## begin

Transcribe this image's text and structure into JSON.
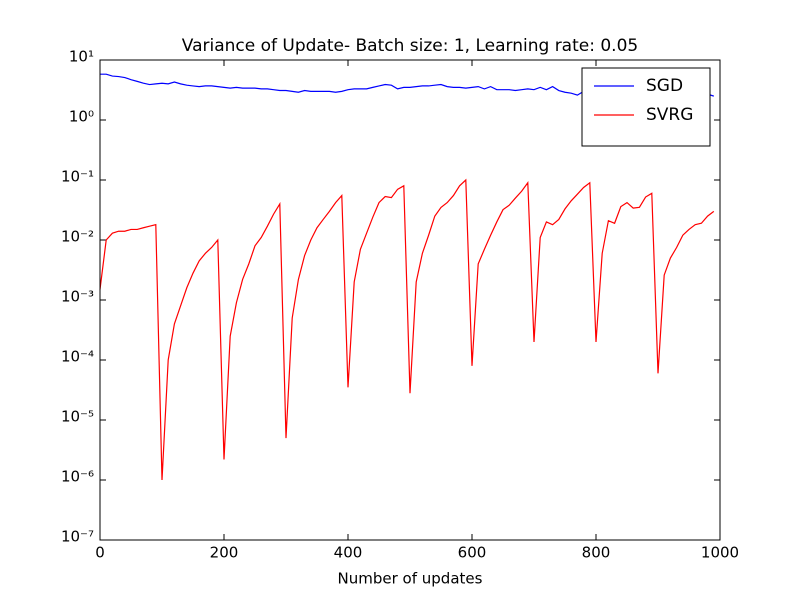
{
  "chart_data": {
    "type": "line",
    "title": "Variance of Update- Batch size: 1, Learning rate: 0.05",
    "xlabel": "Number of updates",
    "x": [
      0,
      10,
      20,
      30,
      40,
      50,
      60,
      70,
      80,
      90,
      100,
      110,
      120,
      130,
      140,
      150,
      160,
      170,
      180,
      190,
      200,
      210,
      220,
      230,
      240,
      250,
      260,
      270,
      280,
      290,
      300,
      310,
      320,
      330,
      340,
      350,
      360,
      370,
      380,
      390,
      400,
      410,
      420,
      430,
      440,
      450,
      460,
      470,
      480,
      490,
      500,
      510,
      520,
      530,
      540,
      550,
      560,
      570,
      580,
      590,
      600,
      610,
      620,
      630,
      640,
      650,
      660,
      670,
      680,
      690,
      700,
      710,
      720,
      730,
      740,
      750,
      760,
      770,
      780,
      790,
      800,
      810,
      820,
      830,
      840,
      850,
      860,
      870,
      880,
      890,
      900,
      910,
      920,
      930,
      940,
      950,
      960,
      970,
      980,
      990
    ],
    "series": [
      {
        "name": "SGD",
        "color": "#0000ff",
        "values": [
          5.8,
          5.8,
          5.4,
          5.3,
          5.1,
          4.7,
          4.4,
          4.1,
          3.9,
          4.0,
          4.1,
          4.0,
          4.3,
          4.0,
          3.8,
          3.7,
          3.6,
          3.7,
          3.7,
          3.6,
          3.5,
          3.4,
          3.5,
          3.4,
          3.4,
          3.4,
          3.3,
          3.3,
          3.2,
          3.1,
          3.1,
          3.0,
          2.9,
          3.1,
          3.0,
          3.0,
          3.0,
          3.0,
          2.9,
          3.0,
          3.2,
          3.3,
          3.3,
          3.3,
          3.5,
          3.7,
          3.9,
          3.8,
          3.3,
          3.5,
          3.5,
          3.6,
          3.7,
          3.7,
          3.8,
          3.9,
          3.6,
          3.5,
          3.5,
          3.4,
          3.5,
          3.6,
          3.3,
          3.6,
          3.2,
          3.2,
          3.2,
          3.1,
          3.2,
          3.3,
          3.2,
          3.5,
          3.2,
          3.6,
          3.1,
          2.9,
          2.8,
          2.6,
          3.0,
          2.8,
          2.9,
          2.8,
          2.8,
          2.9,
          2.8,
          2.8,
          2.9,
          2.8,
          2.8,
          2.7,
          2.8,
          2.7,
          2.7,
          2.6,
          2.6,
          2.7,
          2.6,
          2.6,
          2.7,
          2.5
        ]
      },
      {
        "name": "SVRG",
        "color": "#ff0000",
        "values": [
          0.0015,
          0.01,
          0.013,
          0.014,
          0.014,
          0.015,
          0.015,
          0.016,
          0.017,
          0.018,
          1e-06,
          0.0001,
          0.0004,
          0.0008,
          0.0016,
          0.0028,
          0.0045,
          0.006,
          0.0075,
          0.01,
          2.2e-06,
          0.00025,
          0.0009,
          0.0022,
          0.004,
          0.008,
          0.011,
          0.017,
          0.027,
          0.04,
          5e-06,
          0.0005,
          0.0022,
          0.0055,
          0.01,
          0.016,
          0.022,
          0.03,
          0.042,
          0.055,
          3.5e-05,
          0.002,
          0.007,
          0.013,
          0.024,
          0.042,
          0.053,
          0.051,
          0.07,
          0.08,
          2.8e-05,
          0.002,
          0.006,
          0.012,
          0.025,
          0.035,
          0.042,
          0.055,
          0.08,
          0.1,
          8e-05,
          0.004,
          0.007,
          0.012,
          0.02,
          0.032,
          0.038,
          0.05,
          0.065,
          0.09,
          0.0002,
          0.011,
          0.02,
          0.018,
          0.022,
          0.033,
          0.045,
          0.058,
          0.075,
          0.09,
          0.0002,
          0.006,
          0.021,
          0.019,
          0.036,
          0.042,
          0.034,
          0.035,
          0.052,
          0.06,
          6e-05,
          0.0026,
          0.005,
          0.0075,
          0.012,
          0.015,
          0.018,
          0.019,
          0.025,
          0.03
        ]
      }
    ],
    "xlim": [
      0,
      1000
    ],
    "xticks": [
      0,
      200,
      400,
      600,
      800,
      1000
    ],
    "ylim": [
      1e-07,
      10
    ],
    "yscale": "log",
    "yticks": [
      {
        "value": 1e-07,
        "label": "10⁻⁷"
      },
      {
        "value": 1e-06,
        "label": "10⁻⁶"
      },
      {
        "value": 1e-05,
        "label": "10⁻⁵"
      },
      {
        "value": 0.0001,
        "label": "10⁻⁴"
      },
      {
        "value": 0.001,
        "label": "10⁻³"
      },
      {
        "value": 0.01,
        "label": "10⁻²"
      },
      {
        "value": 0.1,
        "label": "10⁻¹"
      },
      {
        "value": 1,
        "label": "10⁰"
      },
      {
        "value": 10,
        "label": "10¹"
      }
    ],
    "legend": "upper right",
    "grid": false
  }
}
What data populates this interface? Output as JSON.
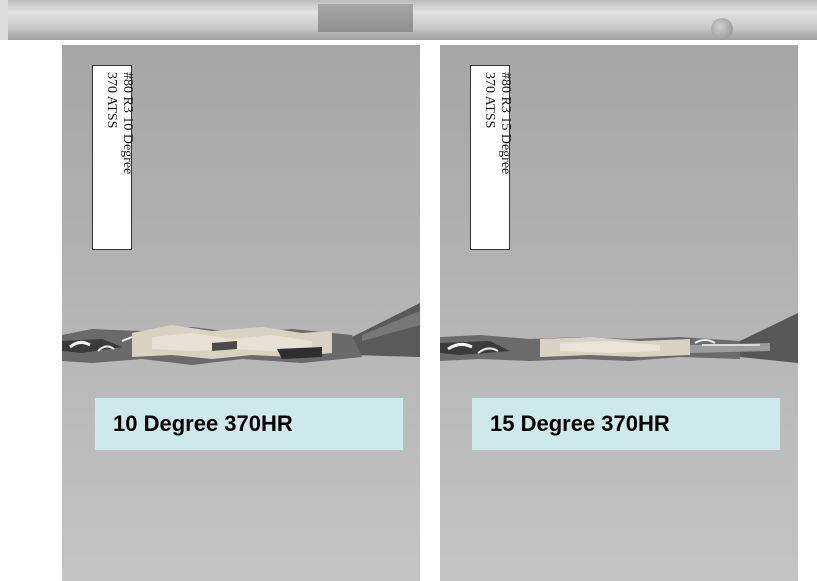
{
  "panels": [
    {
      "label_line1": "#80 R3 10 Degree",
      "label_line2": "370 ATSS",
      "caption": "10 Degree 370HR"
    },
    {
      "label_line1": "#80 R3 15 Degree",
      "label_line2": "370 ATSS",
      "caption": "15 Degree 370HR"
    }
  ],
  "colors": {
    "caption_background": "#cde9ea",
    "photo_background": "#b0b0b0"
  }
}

## end

### REQUIREMENTS
From the listing above, copy every line that holds the string "Degree".

### REPLY TO THE TASK
      "label_line1": "#80 R3 10 Degree",
      "caption": "10 Degree 370HR"
      "label_line1": "#80 R3 15 Degree",
      "caption": "15 Degree 370HR"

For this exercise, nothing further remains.